**What you have to do:**
Copy all of the material exactly. Pictures are not to appear in the copy.

-- START Available data --

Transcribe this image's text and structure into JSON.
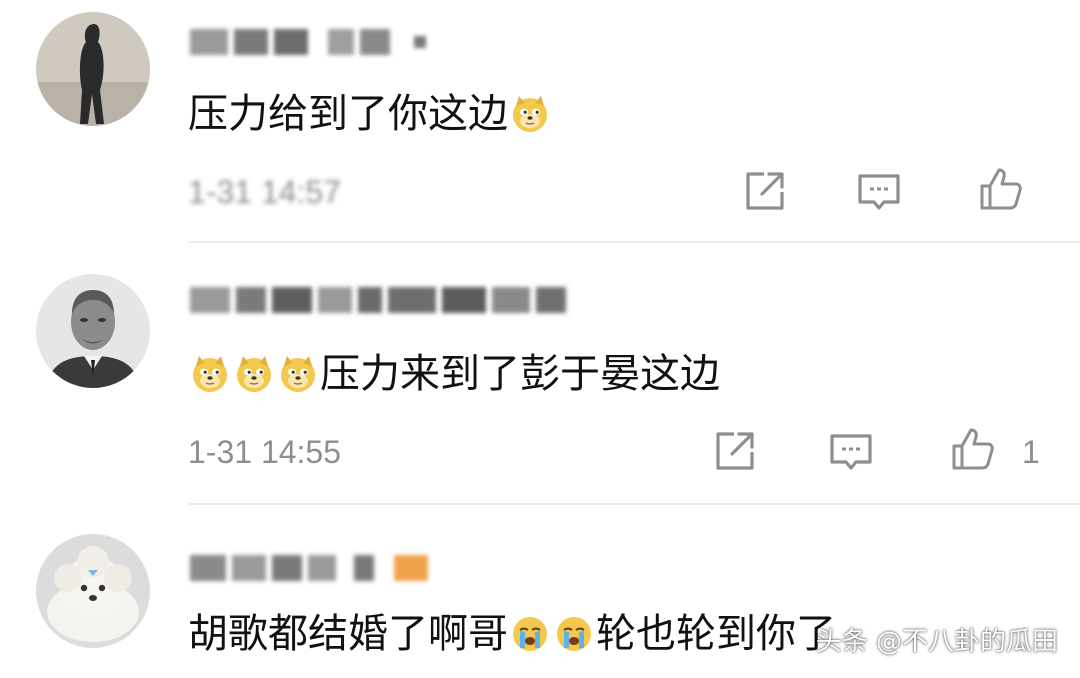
{
  "comments": [
    {
      "text": "压力给到了你这边",
      "trailing_emoji": [
        "doge-emoji"
      ],
      "timestamp": "1-31 14:57",
      "timestamp_blurred": true,
      "like_count": ""
    },
    {
      "leading_emoji": [
        "doge-emoji",
        "doge-emoji",
        "doge-emoji"
      ],
      "text": "压力来到了彭于晏这边",
      "timestamp": "1-31 14:55",
      "timestamp_blurred": false,
      "like_count": "1"
    },
    {
      "text_before": "胡歌都结婚了啊哥",
      "middle_emoji": [
        "crying-emoji",
        "crying-emoji"
      ],
      "text_after": "轮也轮到你了"
    }
  ],
  "watermark": "头条 @不八卦的瓜田",
  "colors": {
    "text": "#111111",
    "meta": "#8e8e8e",
    "divider": "#ececec",
    "emoji_face": "#f2c94c"
  }
}
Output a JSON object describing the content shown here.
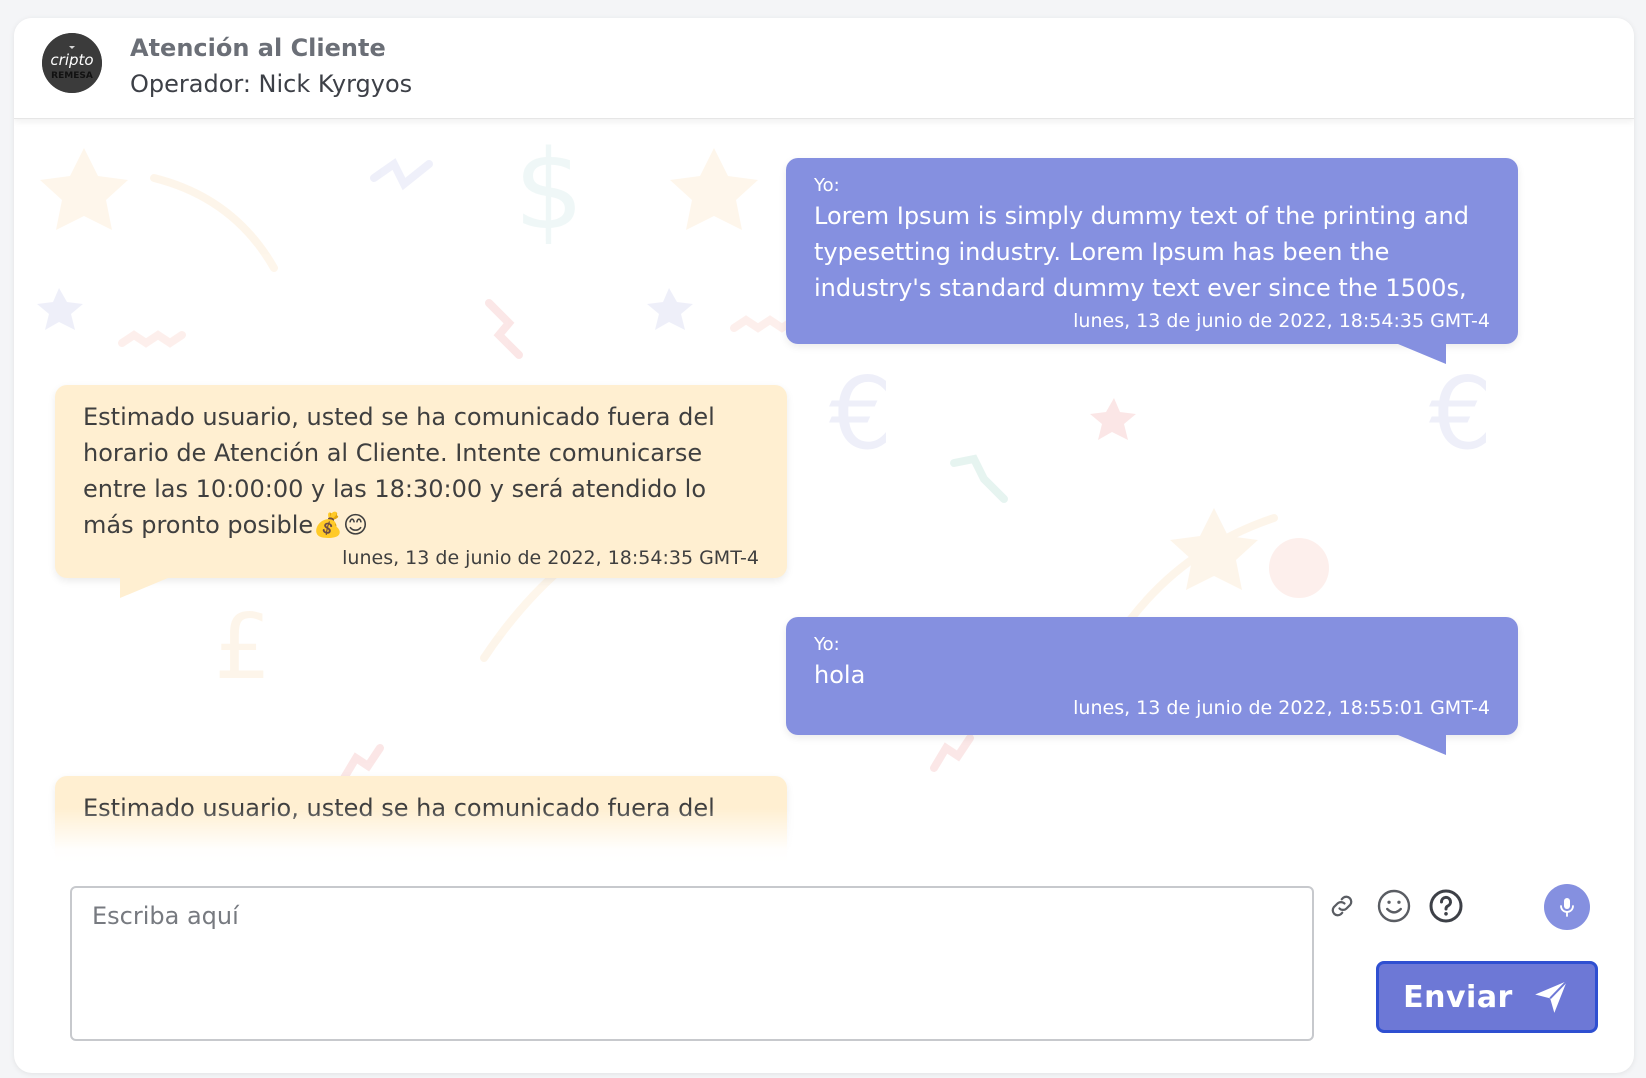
{
  "header": {
    "title": "Atención al Cliente",
    "operator": "Operador: Nick Kyrgyos",
    "logo_text_top": "cripto",
    "logo_text_bottom": "REMESA"
  },
  "messages": [
    {
      "from": "me",
      "who": "Yo:",
      "text": "Lorem Ipsum is simply dummy text of the printing and typesetting industry. Lorem Ipsum has been the industry's standard dummy text ever since the 1500s,",
      "time": "lunes, 13 de junio de 2022, 18:54:35 GMT-4"
    },
    {
      "from": "bot",
      "text": "Estimado usuario, usted se ha comunicado fuera del horario de Atención al Cliente. Intente comunicarse entre las 10:00:00 y las 18:30:00 y será atendido lo más pronto posible💰😊",
      "time": "lunes, 13 de junio de 2022, 18:54:35 GMT-4"
    },
    {
      "from": "me",
      "who": "Yo:",
      "text": "hola",
      "time": "lunes, 13 de junio de 2022, 18:55:01 GMT-4"
    },
    {
      "from": "bot",
      "text": "Estimado usuario, usted se ha comunicado fuera del"
    }
  ],
  "composer": {
    "placeholder": "Escriba aquí"
  },
  "toolbar": {
    "icons": [
      "link-icon",
      "emoji-icon",
      "help-icon",
      "microphone-icon"
    ],
    "send_label": "Enviar"
  },
  "colors": {
    "my_bubble": "#8590e0",
    "bot_bubble": "#ffefd1",
    "send_button": "#6d78d6",
    "send_border": "#2f4fd1"
  }
}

-- END Available data --

**Worked answer:**
Transcribe this image's text and structure into JSON.
{
  "comments": [
    {
      "text": "压力给到了你这边",
      "trailing_emoji": [
        "doge-emoji"
      ],
      "timestamp": "1-31 14:57",
      "timestamp_blurred": true,
      "like_count": ""
    },
    {
      "leading_emoji": [
        "doge-emoji",
        "doge-emoji",
        "doge-emoji"
      ],
      "text": "压力来到了彭于晏这边",
      "timestamp": "1-31 14:55",
      "timestamp_blurred": false,
      "like_count": "1"
    },
    {
      "text_before": "胡歌都结婚了啊哥",
      "middle_emoji": [
        "crying-emoji",
        "crying-emoji"
      ],
      "text_after": "轮也轮到你了"
    }
  ],
  "watermark": "头条 @不八卦的瓜田",
  "colors": {
    "text": "#111111",
    "meta": "#8e8e8e",
    "divider": "#ececec",
    "emoji_face": "#f2c94c"
  }
}
Output a JSON object describing the content shown here.
{
  "header": {
    "title": "Atención al Cliente",
    "operator": "Operador: Nick Kyrgyos",
    "logo_text_top": "cripto",
    "logo_text_bottom": "REMESA"
  },
  "messages": [
    {
      "from": "me",
      "who": "Yo:",
      "text": "Lorem Ipsum is simply dummy text of the printing and typesetting industry. Lorem Ipsum has been the industry's standard dummy text ever since the 1500s,",
      "time": "lunes, 13 de junio de 2022, 18:54:35 GMT-4"
    },
    {
      "from": "bot",
      "text": "Estimado usuario, usted se ha comunicado fuera del horario de Atención al Cliente. Intente comunicarse entre las 10:00:00 y las 18:30:00 y será atendido lo más pronto posible💰😊",
      "time": "lunes, 13 de junio de 2022, 18:54:35 GMT-4"
    },
    {
      "from": "me",
      "who": "Yo:",
      "text": "hola",
      "time": "lunes, 13 de junio de 2022, 18:55:01 GMT-4"
    },
    {
      "from": "bot",
      "text": "Estimado usuario, usted se ha comunicado fuera del"
    }
  ],
  "composer": {
    "placeholder": "Escriba aquí"
  },
  "toolbar": {
    "icons": [
      "link-icon",
      "emoji-icon",
      "help-icon",
      "microphone-icon"
    ],
    "send_label": "Enviar"
  },
  "colors": {
    "my_bubble": "#8590e0",
    "bot_bubble": "#ffefd1",
    "send_button": "#6d78d6",
    "send_border": "#2f4fd1"
  }
}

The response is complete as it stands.